[Source records]
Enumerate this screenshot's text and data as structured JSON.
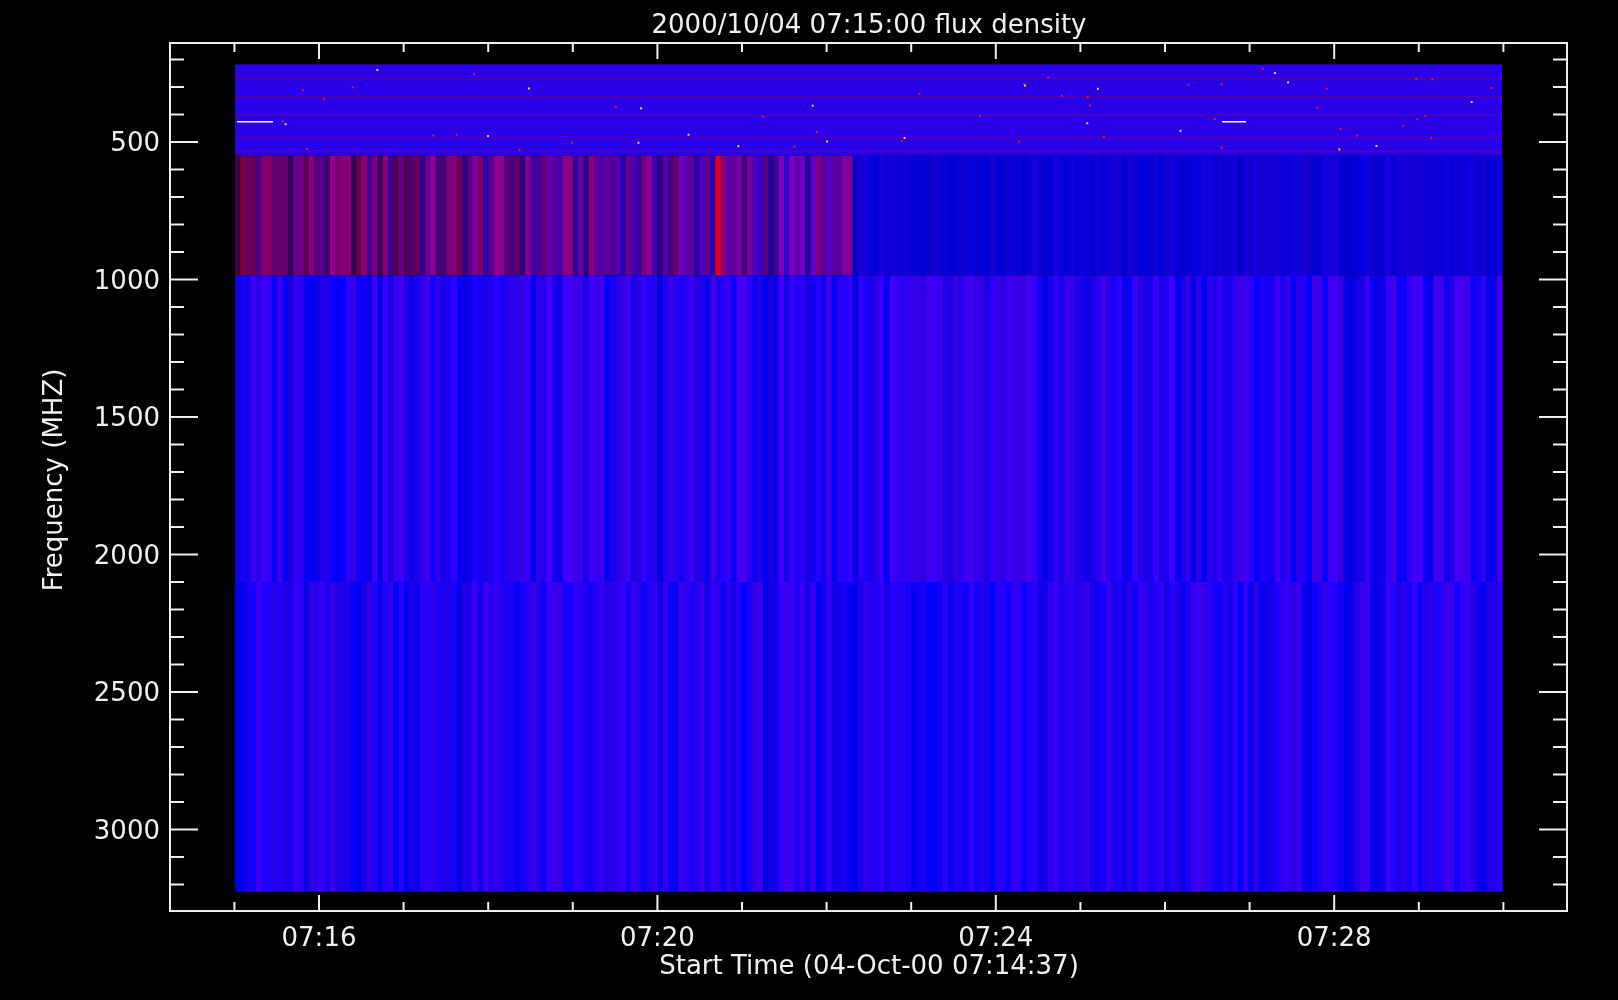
{
  "title": "2000/10/04 07:15:00 flux density",
  "x_axis": {
    "label": "Start Time (04-Oct-00 07:14:37)",
    "tick_labels": [
      "07:16",
      "07:20",
      "07:24",
      "07:28"
    ]
  },
  "y_axis": {
    "label": "Frequency (MHZ)",
    "tick_labels": [
      "500",
      "1000",
      "1500",
      "2000",
      "2500",
      "3000"
    ]
  }
}
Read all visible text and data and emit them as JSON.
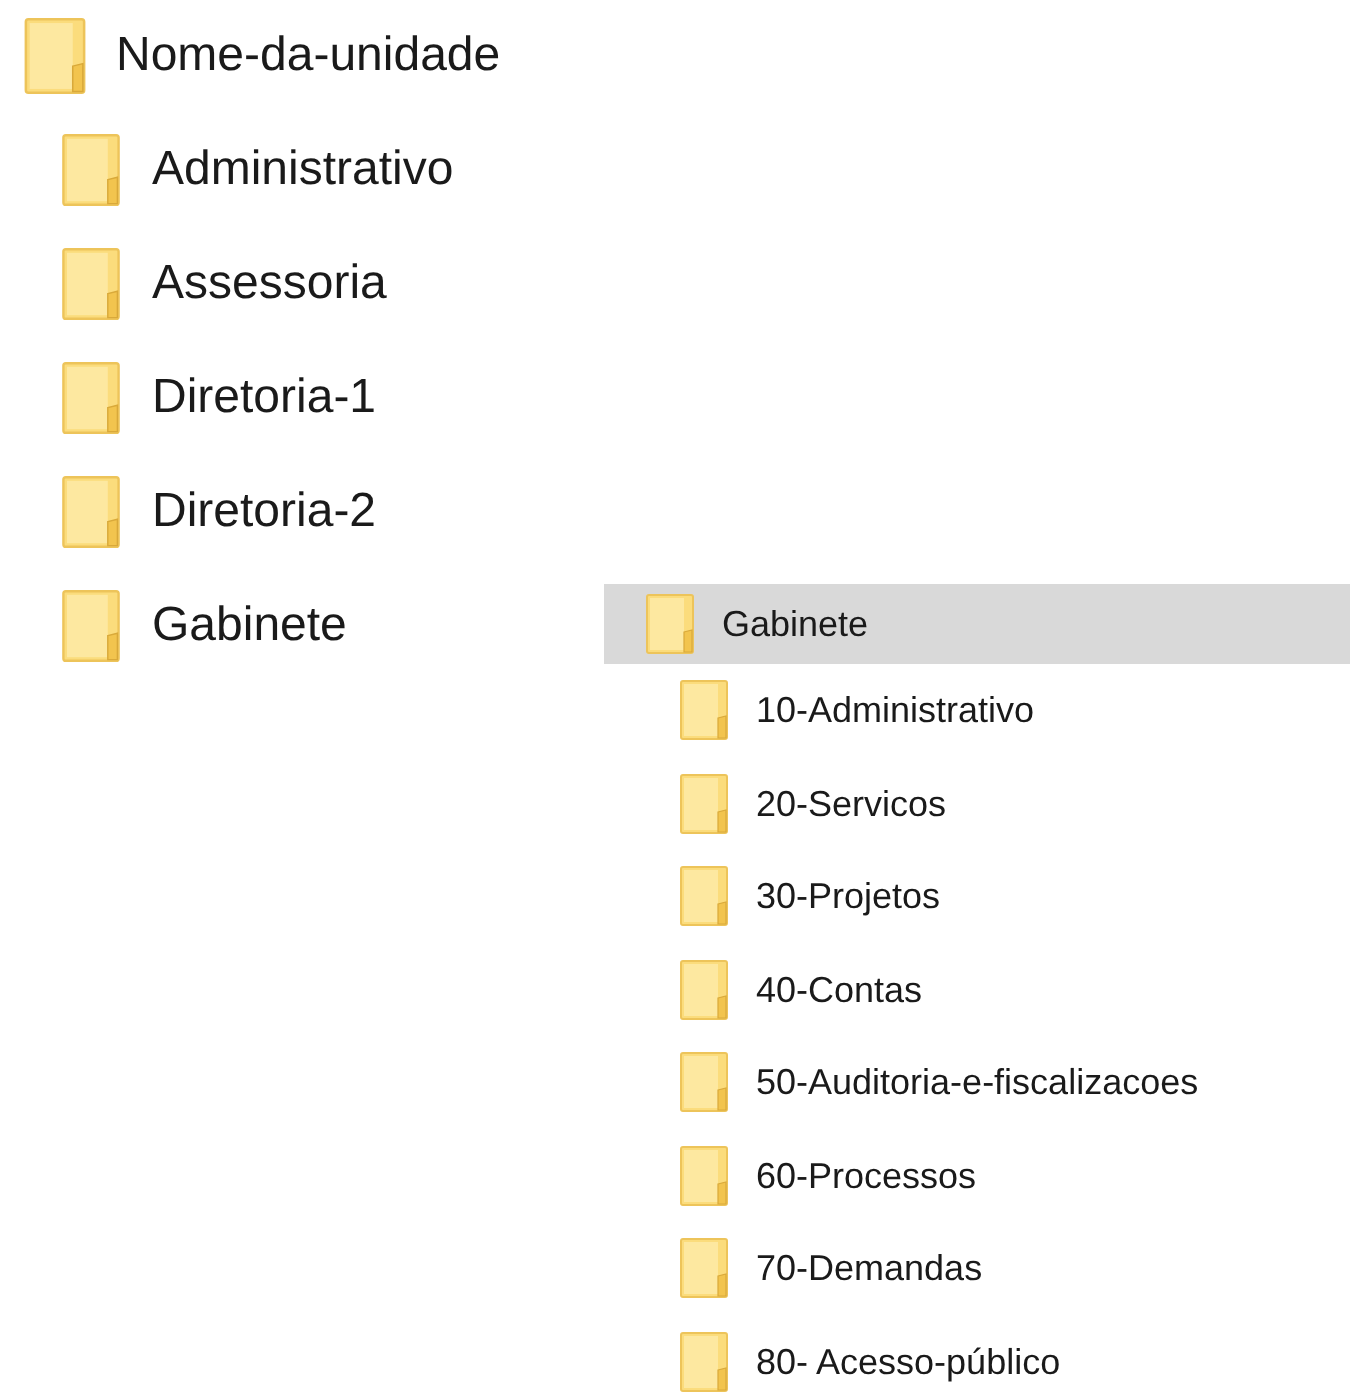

■ Problem to solve: Copy each line above precisely, dropping the pictures.

■ Written reply:
Enumerate this screenshot's text and data as structured JSON.
{
  "title": "2000/10/04 07:15:00 flux density",
  "x_axis": {
    "label": "Start Time (04-Oct-00 07:14:37)",
    "tick_labels": [
      "07:16",
      "07:20",
      "07:24",
      "07:28"
    ]
  },
  "y_axis": {
    "label": "Frequency (MHZ)",
    "tick_labels": [
      "500",
      "1000",
      "1500",
      "2000",
      "2500",
      "3000"
    ]
  }
}
Read all visible text and data and emit them as JSON.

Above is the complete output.